▶ [GOAL]:
Show every line of the records below that contains the word "الصواب".

▶ [DATA EXCERPTS]:
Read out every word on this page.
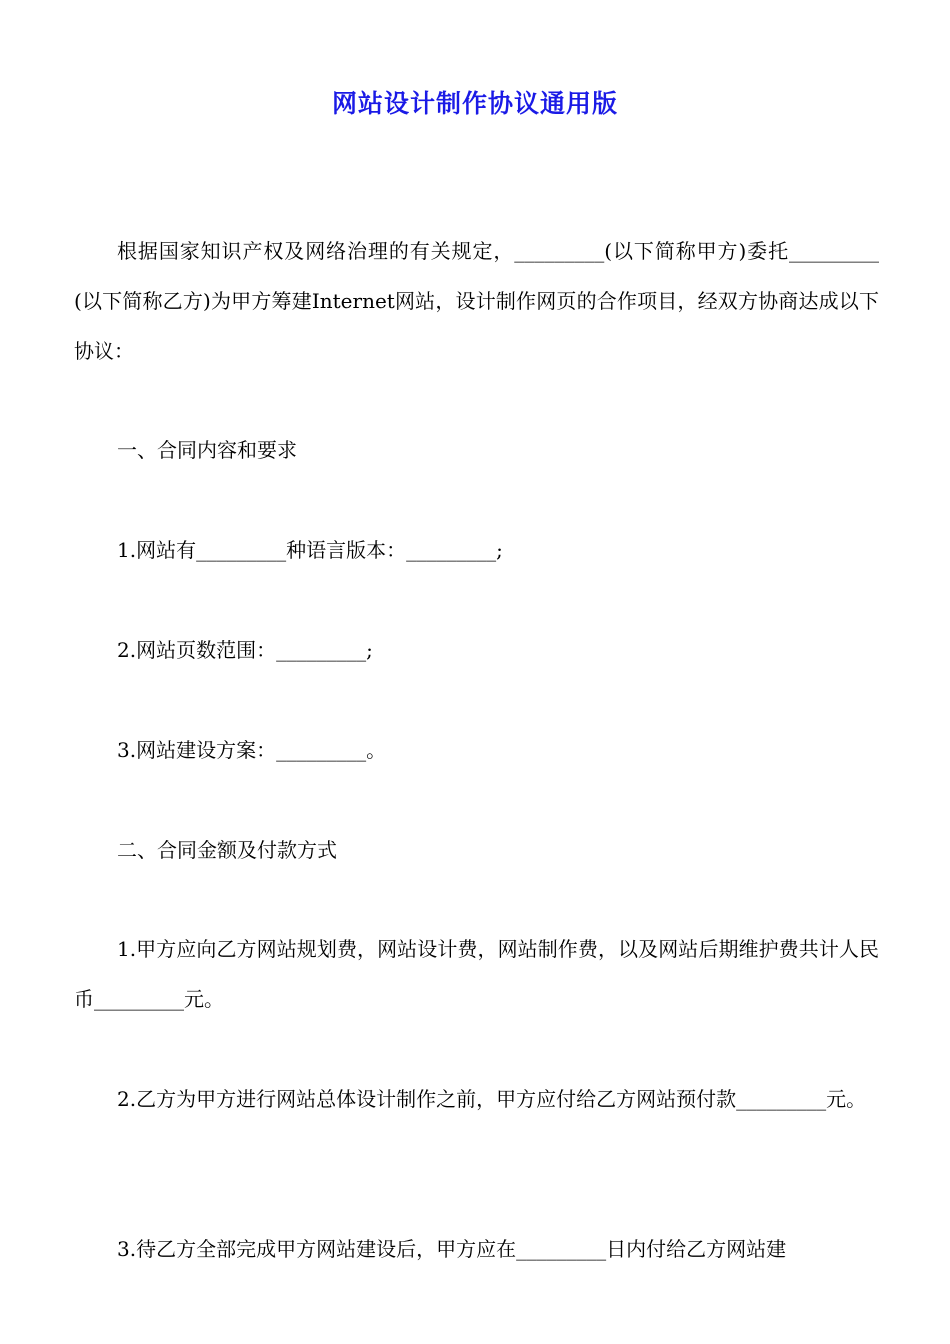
网站设计制作协议通用版
根据国家知识产权及网络治理的有关规定，_________(以下简称甲方)委托_________(以下简称乙方)为甲方筹建Internet网站，设计制作网页的合作项目，经双方协商达成以下协议：
一、合同内容和要求
1.网站有_________种语言版本：_________;
2.网站页数范围：_________;
3.网站建设方案：_________。
二、合同金额及付款方式
1.甲方应向乙方网站规划费，网站设计费，网站制作费，以及网站后期维护费共计人民币_________元。
2.乙方为甲方进行网站总体设计制作之前，甲方应付给乙方网站预付款_________元。
3.待乙方全部完成甲方网站建设后，甲方应在_________日内付给乙方网站建
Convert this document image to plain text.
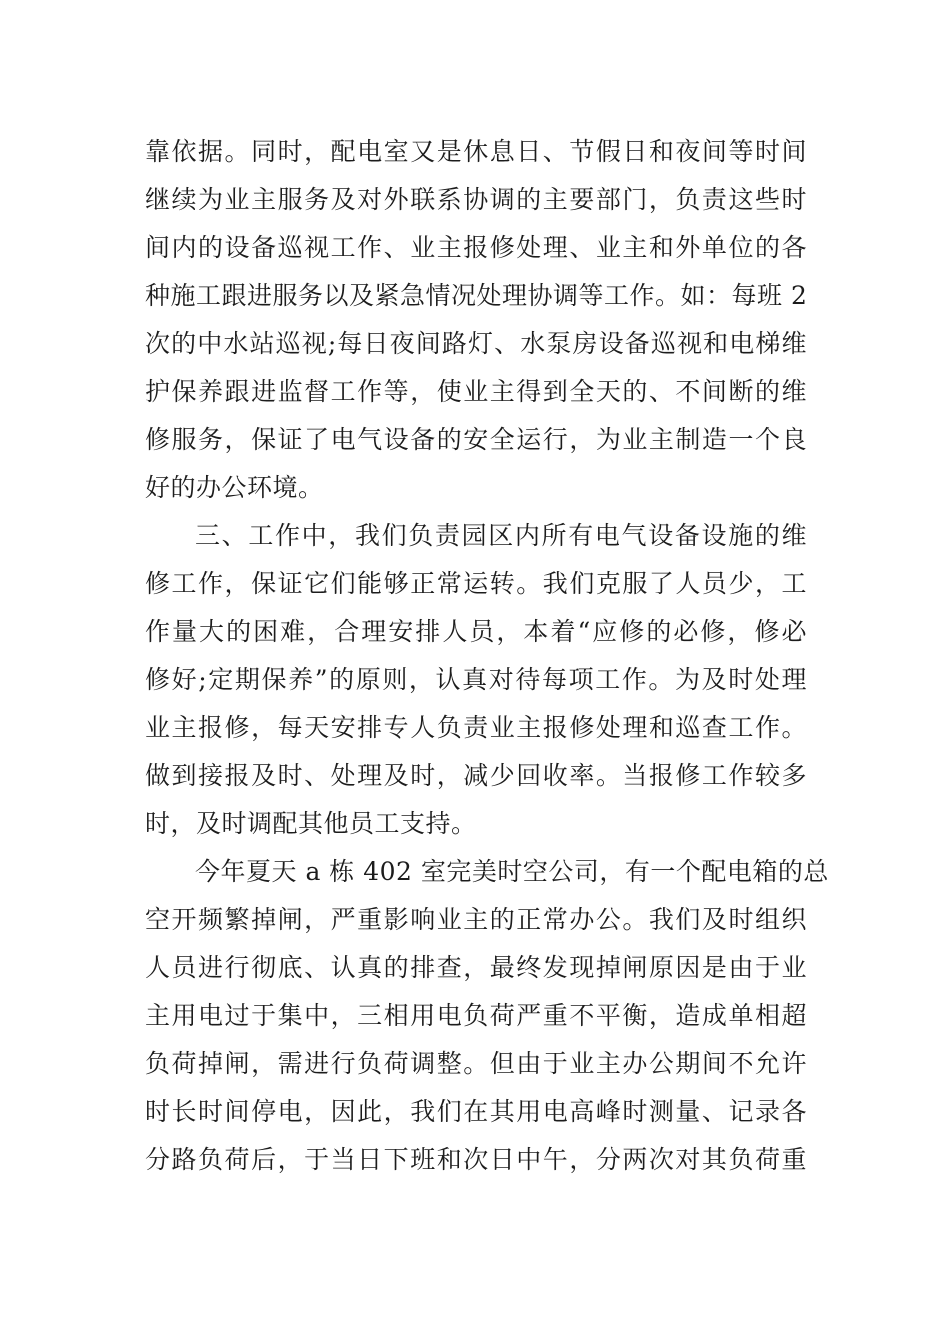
靠依据。同时，配电室又是休息日、节假日和夜间等时间
继续为业主服务及对外联系协调的主要部门，负责这些时
间内的设备巡视工作、业主报修处理、业主和外单位的各
种施工跟进服务以及紧急情况处理协调等工作。如：每班 2
次的中水站巡视;每日夜间路灯、水泵房设备巡视和电梯维
护保养跟进监督工作等，使业主得到全天的、不间断的维
修服务，保证了电气设备的安全运行，为业主制造一个良
好的办公环境。
三、工作中，我们负责园区内所有电气设备设施的维
修工作，保证它们能够正常运转。我们克服了人员少，工
作量大的困难，合理安排人员，本着“应修的必修，修必
修好;定期保养”的原则，认真对待每项工作。为及时处理
业主报修，每天安排专人负责业主报修处理和巡查工作。
做到接报及时、处理及时，减少回收率。当报修工作较多
时，及时调配其他员工支持。
今年夏天 a 栋 402 室完美时空公司，有一个配电箱的总
空开频繁掉闸，严重影响业主的正常办公。我们及时组织
人员进行彻底、认真的排查，最终发现掉闸原因是由于业
主用电过于集中，三相用电负荷严重不平衡，造成单相超
负荷掉闸，需进行负荷调整。但由于业主办公期间不允许
时长时间停电，因此，我们在其用电高峰时测量、记录各
分路负荷后，于当日下班和次日中午，分两次对其负荷重
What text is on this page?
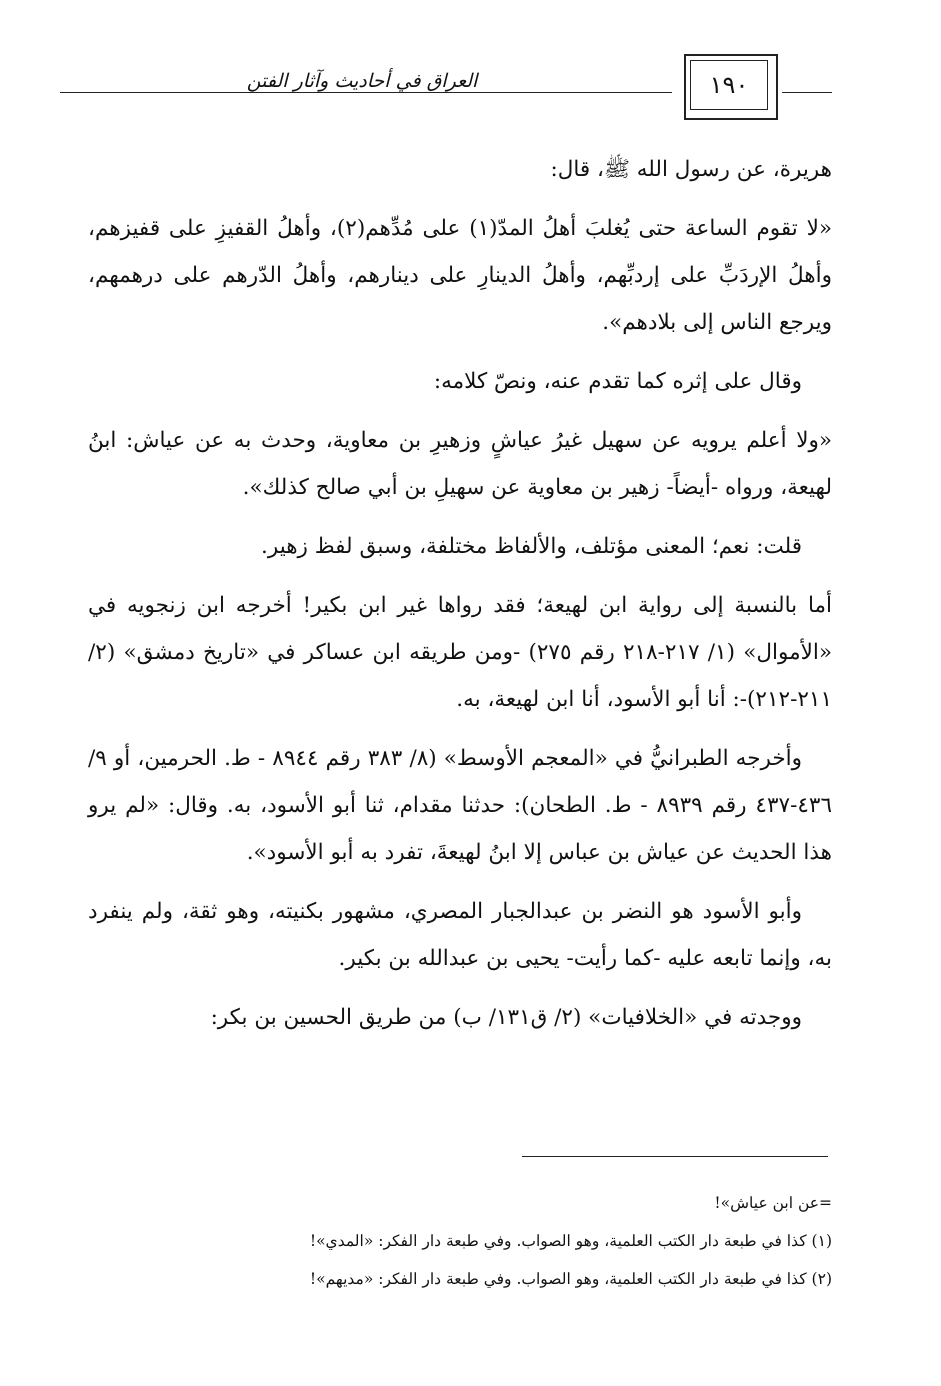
العراق في أحاديث وآثار الفتن	١٩٠

هريرة، عن رسول الله ﷺ، قال:

«لا تقوم الساعة حتى يُغلبَ أهلُ المدّ(١) على مُدِّهم(٢)، وأهلُ القفيزِ على قفيزهم، وأهلُ الإردَبِّ على إردبِّهم، وأهلُ الدينارِ على دينارهم، وأهلُ الدّرهم على درهمهم، ويرجع الناس إلى بلادهم».

وقال على إثره كما تقدم عنه، ونصّ كلامه:

«ولا أعلم يرويه عن سهيل غيرُ عياشٍ وزهيرِ بن معاوية، وحدث به عن عياش: ابنُ لهيعة، ورواه -أيضاً- زهير بن معاوية عن سهيلِ بن أبي صالح كذلك».

قلت: نعم؛ المعنى مؤتلف، والألفاظ مختلفة، وسبق لفظ زهير.

أما بالنسبة إلى رواية ابن لهيعة؛ فقد رواها غير ابن بكير! أخرجه ابن زنجويه في «الأموال» (١/ ٢١٧-٢١٨ رقم ٢٧٥) -ومن طريقه ابن عساكر في «تاريخ دمشق» (٢/ ٢١١-٢١٢)-: أنا أبو الأسود، أنا ابن لهيعة، به.

وأخرجه الطبرانيُّ في «المعجم الأوسط» (٨/ ٣٨٣ رقم ٨٩٤٤ - ط. الحرمين، أو ٩/ ٤٣٦-٤٣٧ رقم ٨٩٣٩ - ط. الطحان): حدثنا مقدام، ثنا أبو الأسود، به. وقال: «لم يرو هذا الحديث عن عياش بن عباس إلا ابنُ لهيعةَ، تفرد به أبو الأسود».

وأبو الأسود هو النضر بن عبدالجبار المصري، مشهور بكنيته، وهو ثقة، ولم ينفرد به، وإنما تابعه عليه -كما رأيت- يحيى بن عبدالله بن بكير.

ووجدته في «الخلافيات» (٢/ ق١٣١/ ب) من طريق الحسين بن بكر:

=عن ابن عياش»!

(١) كذا في طبعة دار الكتب العلمية، وهو الصواب. وفي طبعة دار الفكر: «المدي»!

(٢) كذا في طبعة دار الكتب العلمية، وهو الصواب. وفي طبعة دار الفكر: «مديهم»!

▶ [REPLY TO THE EXERCISE]:
(١) كذا في طبعة دار الكتب العلمية، وهو الصواب. وفي طبعة دار الفكر: «المدي»!
(٢) كذا في طبعة دار الكتب العلمية، وهو الصواب. وفي طبعة دار الفكر: «مديهم»!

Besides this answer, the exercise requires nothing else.